Note each line where "this" appears, and copy it.

======== Records supplied

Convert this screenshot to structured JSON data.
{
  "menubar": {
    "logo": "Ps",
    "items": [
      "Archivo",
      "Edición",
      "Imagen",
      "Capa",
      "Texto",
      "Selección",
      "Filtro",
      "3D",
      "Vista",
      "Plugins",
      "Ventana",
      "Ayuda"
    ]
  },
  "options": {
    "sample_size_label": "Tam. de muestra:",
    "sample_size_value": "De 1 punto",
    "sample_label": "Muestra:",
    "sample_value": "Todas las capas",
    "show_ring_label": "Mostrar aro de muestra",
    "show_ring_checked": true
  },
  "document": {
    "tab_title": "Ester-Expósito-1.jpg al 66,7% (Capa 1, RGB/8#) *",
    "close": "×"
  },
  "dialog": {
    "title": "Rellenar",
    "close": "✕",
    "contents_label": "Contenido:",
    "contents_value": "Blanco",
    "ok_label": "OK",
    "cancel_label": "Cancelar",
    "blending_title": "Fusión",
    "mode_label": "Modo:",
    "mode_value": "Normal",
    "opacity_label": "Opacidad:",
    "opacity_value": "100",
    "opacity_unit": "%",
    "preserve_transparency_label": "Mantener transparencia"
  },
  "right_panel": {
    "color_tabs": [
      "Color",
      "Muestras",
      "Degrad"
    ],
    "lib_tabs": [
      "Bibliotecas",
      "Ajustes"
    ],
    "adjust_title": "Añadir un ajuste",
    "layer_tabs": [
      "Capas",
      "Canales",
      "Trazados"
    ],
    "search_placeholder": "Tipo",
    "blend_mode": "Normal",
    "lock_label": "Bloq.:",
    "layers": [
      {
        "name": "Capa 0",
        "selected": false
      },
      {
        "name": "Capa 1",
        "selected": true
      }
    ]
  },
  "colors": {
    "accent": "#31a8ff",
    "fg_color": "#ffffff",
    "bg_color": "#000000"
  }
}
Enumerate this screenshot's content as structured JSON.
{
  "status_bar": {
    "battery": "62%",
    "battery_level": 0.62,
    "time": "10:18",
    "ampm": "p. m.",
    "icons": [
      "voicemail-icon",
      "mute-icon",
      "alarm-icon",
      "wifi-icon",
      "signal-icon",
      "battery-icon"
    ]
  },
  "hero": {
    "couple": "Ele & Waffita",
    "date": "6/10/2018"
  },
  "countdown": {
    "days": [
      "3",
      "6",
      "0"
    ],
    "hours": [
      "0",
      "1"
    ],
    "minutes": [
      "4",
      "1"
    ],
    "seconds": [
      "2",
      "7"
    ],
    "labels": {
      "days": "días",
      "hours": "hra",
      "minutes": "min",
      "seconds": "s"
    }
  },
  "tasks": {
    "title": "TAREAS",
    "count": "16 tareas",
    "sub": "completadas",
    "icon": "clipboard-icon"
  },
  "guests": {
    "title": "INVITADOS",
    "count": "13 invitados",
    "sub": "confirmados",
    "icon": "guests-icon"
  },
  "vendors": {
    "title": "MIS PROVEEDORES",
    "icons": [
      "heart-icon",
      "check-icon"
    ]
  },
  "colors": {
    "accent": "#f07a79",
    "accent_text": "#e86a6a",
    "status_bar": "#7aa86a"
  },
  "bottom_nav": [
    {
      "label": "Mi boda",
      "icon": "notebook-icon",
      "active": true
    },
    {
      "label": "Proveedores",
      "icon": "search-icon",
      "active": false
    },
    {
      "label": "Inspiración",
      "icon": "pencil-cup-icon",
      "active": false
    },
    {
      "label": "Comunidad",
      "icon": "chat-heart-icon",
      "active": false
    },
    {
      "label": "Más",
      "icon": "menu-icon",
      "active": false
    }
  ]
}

================
======== Records supplied

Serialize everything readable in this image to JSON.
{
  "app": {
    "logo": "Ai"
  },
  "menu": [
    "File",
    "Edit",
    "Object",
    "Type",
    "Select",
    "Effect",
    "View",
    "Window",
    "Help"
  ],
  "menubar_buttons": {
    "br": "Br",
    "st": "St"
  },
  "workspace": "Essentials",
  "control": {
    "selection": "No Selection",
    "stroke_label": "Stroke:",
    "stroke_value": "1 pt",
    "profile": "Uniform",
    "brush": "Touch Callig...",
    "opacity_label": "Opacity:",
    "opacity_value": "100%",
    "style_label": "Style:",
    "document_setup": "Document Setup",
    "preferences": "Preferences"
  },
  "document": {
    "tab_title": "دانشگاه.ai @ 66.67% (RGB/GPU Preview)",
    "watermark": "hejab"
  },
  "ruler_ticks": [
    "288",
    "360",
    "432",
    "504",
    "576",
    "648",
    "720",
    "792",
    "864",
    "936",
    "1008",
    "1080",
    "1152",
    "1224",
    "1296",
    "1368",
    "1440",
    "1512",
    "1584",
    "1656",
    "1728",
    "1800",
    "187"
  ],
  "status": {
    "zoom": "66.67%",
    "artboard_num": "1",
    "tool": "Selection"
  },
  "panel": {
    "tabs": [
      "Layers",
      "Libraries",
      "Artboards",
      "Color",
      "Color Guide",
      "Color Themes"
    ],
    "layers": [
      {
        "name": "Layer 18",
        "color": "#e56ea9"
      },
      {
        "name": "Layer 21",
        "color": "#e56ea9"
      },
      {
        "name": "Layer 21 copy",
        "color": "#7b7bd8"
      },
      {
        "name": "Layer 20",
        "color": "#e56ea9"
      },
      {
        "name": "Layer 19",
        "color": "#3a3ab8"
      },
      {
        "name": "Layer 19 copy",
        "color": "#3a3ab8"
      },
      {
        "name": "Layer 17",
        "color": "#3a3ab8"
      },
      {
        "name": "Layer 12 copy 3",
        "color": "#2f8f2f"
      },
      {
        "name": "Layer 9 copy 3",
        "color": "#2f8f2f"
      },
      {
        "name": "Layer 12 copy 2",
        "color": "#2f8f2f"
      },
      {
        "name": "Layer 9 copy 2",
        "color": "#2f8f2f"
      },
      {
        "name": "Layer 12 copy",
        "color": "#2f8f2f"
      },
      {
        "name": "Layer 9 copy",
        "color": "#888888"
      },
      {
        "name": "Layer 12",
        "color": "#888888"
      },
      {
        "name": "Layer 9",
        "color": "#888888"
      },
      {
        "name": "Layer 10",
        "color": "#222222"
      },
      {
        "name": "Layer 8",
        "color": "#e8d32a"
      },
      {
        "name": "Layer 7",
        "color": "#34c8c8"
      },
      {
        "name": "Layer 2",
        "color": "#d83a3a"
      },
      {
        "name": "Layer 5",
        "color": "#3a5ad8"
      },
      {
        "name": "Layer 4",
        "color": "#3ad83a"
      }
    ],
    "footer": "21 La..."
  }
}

================

(Solved exercise)
Convert this screenshot to structured JSON data.
Enumerate this screenshot's content as structured JSON.
Serialize everything readable in this image to JSON.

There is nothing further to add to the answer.